Write out each line of the material again, word for word.
## START ITEMS
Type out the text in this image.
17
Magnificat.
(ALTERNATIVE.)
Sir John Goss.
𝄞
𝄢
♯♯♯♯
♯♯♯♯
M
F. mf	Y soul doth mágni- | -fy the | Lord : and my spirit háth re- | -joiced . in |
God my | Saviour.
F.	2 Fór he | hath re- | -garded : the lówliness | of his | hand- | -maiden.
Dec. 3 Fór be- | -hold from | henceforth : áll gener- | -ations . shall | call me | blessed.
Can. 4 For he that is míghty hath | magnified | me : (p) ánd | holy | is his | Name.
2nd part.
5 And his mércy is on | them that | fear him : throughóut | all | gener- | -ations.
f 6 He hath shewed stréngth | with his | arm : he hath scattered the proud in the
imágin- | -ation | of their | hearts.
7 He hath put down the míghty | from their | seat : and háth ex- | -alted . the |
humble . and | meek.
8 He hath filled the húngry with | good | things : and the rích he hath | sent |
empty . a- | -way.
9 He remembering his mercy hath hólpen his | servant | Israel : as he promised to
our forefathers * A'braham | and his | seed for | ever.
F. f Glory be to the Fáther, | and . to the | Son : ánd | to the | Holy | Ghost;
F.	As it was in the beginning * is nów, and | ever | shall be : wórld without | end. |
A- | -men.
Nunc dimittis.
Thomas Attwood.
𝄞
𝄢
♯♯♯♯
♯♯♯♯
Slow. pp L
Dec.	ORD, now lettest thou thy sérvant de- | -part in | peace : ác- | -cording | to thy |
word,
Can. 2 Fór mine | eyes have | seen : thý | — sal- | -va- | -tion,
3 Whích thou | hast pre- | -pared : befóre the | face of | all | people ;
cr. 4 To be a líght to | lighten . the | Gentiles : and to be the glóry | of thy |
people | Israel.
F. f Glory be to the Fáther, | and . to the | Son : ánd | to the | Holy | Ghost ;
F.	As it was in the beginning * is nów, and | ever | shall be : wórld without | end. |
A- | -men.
## END ITEMS
* _FULL ANSWER_
Type out the text in this image.
17
Magnificat.
(ALTERNATIVE.)
Sir John Goss.
𝄞
𝄢
♯♯♯♯
♯♯♯♯
M
F. mf	Y soul doth mágni- | -fy the | Lord : and my spirit háth re- | -joiced . in |
God my | Saviour.
F.	2 Fór he | hath re- | -garded : the lówliness | of his | hand- | -maiden.
Dec. 3 Fór be- | -hold from | henceforth : áll gener- | -ations . shall | call me | blessed.
Can. 4 For he that is míghty hath | magnified | me : (p) ánd | holy | is his | Name.
2nd part.
5 And his mércy is on | them that | fear him : throughóut | all | gener- | -ations.
f 6 He hath shewed stréngth | with his | arm : he hath scattered the proud in the
imágin- | -ation | of their | hearts.
7 He hath put down the míghty | from their | seat : and háth ex- | -alted . the |
humble . and | meek.
8 He hath filled the húngry with | good | things : and the rích he hath | sent |
empty . a- | -way.
9 He remembering his mercy hath hólpen his | servant | Israel : as he promised to
our forefathers * A'braham | and his | seed for | ever.
F. f Glory be to the Fáther, | and . to the | Son : ánd | to the | Holy | Ghost;
F.	As it was in the beginning * is nów, and | ever | shall be : wórld without | end. |
A- | -men.
Nunc dimittis.
Thomas Attwood.
𝄞
𝄢
♯♯♯♯
♯♯♯♯
Slow. pp L
Dec.	ORD, now lettest thou thy sérvant de- | -part in | peace : ác- | -cording | to thy |
word,
Can. 2 Fór mine | eyes have | seen : thý | — sal- | -va- | -tion,
3 Whích thou | hast pre- | -pared : befóre the | face of | all | people ;
cr. 4 To be a líght to | lighten . the | Gentiles : and to be the glóry | of thy |
people | Israel.
F. f Glory be to the Fáther, | and . to the | Son : ánd | to the | Holy | Ghost ;
F.	As it was in the beginning * is nów, and | ever | shall be : wórld without | end. |
A- | -men.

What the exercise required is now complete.